Texto de lectura ->
>>>>>
Claves para elegir un coche familiar

¿Sabes qué prestaciones debe tener tu automóvil ahora que has aumentado la familia?



Hay tantos tipos de familias como de coches: por eso cada núcleo familiar necesita un automóvil distinto en función de sus  peculiaridades; no es lo mismo, por ejemplo, una pareja con un bebé, que una familia numerosa o una familia monoparental. ¿Estás buscando el más adecuado para ti y los tuyos? Desde coches.com definen las normas básicas para elegir el coche familiar perfecto.

1. Teniendo en cuenta el número de miembros de la familia y las edades de tus hijos, piensa en las características que debería tener tu coche ideal: número de asientos, anclajes para las sillitas, puertas, espacio extra de almacenaje, tamaño del maletero…

2. Establece un presupuesto realista y, si te planteas financiar la compra, determina cuánto puedes gastar cómodamente en un pago mensual. No te olvides de incluir el coste del seguro.
<<<<<
Líneas proporcionadas ->
>>>>>
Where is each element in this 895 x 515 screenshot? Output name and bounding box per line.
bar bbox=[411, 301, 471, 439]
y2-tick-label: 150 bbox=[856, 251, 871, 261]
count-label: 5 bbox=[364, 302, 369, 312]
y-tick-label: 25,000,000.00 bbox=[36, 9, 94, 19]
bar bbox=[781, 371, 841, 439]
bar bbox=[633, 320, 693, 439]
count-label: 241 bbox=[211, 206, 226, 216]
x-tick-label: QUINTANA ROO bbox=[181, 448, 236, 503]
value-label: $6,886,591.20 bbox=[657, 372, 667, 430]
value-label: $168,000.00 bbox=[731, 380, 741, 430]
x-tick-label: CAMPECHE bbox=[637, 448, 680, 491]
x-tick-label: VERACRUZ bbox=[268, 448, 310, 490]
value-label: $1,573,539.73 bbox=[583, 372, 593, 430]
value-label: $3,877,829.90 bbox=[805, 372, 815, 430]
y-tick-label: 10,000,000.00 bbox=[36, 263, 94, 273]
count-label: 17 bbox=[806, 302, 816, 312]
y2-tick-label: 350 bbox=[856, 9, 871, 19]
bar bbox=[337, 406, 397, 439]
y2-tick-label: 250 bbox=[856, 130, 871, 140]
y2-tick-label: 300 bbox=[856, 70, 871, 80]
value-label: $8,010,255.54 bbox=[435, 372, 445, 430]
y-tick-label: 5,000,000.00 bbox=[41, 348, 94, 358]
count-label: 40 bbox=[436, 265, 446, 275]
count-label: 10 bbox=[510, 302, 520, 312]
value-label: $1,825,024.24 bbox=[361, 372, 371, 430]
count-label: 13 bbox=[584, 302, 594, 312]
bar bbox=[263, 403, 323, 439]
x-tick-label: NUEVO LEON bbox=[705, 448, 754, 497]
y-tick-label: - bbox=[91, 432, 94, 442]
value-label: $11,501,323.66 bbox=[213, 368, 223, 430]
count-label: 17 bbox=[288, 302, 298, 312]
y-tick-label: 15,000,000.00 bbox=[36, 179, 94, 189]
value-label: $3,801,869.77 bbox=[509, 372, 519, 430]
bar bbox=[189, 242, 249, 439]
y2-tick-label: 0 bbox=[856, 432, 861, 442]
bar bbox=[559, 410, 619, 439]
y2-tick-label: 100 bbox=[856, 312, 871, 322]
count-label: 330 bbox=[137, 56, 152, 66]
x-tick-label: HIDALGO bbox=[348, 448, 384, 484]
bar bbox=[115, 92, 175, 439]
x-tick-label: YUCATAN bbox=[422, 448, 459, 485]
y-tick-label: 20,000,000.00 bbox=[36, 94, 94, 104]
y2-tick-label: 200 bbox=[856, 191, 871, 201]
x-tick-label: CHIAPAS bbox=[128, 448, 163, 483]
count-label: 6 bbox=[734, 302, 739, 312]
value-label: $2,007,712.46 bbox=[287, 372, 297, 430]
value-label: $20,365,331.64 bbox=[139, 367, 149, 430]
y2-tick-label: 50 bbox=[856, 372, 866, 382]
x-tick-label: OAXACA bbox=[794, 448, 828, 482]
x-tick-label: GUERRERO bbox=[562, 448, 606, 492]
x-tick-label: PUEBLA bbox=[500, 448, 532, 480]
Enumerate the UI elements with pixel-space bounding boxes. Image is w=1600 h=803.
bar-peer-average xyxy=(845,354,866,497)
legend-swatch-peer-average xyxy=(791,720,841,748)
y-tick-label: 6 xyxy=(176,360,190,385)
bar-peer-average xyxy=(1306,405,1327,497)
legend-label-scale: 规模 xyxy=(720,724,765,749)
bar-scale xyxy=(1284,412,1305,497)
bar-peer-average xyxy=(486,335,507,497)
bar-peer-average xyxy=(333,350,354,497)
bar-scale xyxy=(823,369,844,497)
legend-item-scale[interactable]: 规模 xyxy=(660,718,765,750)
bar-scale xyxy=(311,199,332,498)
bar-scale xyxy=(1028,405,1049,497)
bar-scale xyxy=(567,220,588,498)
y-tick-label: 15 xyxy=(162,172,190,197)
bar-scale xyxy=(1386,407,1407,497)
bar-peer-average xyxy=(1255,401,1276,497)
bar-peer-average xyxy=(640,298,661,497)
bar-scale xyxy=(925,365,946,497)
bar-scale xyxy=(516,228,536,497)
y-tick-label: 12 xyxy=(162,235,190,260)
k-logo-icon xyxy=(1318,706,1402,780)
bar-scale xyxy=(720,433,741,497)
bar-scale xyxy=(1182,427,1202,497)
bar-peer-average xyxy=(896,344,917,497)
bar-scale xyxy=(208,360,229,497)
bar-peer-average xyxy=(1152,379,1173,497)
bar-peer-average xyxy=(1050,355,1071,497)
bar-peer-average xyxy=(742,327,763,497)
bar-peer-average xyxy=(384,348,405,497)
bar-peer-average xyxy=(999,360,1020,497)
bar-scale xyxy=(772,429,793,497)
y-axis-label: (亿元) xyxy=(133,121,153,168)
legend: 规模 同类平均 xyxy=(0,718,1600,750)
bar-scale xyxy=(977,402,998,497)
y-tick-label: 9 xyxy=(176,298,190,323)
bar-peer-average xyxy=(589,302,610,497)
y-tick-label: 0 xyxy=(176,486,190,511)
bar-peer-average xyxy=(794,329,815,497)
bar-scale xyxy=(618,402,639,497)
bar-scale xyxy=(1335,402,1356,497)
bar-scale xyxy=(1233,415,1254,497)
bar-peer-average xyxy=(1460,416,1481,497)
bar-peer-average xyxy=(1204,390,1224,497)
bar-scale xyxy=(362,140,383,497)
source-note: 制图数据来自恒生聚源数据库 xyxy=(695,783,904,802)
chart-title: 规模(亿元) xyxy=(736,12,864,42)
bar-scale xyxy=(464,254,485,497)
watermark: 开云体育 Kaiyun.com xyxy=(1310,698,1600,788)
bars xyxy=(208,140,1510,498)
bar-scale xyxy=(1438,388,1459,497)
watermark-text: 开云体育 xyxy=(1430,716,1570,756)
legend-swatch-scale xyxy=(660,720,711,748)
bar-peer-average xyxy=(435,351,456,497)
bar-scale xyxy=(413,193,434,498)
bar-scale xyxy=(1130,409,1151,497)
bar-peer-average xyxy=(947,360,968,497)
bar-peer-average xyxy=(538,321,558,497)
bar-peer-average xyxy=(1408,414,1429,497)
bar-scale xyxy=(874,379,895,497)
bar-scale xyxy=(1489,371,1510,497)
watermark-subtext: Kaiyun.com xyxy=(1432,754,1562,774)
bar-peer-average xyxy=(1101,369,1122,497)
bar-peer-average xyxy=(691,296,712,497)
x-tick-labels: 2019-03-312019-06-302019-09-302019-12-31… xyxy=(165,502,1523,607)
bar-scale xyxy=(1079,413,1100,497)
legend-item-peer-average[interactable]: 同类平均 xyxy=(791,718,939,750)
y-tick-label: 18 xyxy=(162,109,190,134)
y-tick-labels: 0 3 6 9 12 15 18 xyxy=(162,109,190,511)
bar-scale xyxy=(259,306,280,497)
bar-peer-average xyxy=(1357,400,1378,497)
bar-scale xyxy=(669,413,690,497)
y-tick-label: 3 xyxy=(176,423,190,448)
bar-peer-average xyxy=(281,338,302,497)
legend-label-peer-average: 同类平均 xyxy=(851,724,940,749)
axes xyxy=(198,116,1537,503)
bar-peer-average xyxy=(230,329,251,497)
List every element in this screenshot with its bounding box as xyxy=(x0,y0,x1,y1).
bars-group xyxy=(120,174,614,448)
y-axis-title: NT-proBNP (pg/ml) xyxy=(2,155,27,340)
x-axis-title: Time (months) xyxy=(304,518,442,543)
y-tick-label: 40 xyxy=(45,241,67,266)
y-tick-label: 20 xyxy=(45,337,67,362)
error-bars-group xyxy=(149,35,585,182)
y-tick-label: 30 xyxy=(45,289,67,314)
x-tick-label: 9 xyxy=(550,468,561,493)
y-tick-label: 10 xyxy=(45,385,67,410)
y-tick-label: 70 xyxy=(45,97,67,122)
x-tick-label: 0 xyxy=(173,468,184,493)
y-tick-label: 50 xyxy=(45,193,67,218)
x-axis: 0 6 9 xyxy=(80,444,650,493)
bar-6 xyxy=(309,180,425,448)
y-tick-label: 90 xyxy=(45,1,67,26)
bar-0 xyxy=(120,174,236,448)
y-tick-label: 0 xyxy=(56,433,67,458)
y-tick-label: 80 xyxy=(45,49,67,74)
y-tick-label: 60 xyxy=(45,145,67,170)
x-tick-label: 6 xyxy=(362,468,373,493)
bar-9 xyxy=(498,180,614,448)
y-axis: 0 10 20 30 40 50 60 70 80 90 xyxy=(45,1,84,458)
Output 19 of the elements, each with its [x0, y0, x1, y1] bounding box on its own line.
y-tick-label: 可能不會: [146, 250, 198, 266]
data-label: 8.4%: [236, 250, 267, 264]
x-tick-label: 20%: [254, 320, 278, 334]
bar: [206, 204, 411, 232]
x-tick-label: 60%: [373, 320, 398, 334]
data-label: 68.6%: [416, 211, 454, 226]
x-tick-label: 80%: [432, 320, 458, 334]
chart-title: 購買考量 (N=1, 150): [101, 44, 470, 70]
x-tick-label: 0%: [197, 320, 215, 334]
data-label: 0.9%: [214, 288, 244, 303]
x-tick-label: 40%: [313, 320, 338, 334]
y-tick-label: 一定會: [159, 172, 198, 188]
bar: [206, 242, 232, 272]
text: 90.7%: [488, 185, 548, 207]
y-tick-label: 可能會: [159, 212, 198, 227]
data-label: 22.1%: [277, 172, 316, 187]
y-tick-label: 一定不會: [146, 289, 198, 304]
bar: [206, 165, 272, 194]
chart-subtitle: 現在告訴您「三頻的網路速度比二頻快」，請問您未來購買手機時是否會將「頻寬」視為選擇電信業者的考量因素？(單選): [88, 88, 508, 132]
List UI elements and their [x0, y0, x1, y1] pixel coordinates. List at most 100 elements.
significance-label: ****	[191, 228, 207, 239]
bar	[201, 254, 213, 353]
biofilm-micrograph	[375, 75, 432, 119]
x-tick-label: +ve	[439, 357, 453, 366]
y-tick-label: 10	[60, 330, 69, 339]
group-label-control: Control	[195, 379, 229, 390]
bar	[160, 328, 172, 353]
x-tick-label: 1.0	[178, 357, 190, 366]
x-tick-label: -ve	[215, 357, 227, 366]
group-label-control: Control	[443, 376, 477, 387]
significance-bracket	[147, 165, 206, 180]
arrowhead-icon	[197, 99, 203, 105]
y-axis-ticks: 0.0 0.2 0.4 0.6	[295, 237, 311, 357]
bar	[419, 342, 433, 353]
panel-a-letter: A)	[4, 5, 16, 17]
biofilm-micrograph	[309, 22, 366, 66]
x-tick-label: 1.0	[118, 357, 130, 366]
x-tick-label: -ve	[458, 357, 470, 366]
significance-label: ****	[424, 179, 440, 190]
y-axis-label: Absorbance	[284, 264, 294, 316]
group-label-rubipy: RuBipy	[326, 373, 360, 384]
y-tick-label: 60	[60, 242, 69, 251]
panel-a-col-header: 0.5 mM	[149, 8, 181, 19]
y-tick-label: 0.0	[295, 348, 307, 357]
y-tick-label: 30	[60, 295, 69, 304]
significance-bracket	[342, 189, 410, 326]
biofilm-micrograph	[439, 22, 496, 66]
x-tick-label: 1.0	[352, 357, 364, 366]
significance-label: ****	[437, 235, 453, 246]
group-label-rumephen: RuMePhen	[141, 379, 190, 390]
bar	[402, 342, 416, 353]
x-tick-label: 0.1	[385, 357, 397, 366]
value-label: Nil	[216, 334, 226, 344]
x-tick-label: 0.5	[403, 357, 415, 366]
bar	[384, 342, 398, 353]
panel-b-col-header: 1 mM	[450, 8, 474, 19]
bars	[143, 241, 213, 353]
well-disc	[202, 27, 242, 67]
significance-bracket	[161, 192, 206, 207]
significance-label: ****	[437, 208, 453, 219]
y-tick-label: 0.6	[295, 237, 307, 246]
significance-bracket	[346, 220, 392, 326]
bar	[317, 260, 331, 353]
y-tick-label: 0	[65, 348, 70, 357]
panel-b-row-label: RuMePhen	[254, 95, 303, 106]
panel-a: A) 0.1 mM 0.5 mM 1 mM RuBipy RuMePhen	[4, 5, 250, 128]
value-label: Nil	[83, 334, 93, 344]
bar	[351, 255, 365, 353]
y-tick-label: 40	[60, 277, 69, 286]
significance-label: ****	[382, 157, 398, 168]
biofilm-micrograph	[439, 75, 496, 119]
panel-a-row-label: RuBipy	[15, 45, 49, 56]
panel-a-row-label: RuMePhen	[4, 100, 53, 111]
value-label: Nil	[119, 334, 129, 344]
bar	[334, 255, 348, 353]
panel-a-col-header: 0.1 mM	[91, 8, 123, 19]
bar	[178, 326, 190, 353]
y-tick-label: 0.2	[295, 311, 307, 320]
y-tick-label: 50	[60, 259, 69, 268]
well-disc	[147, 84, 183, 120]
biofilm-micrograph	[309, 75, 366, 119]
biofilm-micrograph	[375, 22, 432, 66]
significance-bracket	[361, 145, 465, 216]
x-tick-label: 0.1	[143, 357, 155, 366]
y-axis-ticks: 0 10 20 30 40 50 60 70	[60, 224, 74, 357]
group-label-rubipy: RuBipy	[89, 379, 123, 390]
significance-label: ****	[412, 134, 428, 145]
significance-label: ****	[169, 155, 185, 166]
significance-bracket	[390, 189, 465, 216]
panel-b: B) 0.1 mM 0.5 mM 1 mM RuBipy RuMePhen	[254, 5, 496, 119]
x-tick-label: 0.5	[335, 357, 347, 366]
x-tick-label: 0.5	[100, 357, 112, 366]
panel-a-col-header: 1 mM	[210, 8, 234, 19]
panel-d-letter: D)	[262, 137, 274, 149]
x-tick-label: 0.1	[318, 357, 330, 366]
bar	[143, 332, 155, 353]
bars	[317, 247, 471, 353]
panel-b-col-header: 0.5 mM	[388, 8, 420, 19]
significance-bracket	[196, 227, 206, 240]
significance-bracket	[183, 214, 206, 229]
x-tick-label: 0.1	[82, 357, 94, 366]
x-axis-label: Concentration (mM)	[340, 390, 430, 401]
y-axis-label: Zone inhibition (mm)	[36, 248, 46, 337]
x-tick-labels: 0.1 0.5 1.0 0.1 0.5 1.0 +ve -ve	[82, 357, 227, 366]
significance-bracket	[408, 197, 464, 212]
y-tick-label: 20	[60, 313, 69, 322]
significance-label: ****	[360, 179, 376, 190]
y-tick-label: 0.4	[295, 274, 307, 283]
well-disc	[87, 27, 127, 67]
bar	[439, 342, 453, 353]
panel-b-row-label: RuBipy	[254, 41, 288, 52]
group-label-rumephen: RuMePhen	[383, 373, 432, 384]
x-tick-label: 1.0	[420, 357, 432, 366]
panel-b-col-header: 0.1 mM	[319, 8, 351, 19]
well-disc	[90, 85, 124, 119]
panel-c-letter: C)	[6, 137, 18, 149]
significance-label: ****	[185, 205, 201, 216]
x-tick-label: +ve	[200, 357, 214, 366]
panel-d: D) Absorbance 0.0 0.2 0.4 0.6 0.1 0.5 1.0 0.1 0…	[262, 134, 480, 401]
<<<<<
Instrucciones ->
Copia el texto sobre el coche familiar desde "1. Teniendo en" hasta "coste del seguro.", ambos incluidos, y sustituye "maletero" por "portaequipajes". Las líneas son un material aparte y no guardan relación con el texto.

Solución ->
1. Teniendo en cuenta el número de miembros de la familia y las edades de tus hijos, piensa en las características que debería tener tu coche ideal: número de asientos, anclajes para las sillitas, puertas, espacio extra de almacenaje, tamaño del portaequipajes…

2. Establece un presupuesto realista y, si te planteas financiar la compra, determina cuánto puedes gastar cómodamente en un pago mensual. No te olvides de incluir el coste del seguro.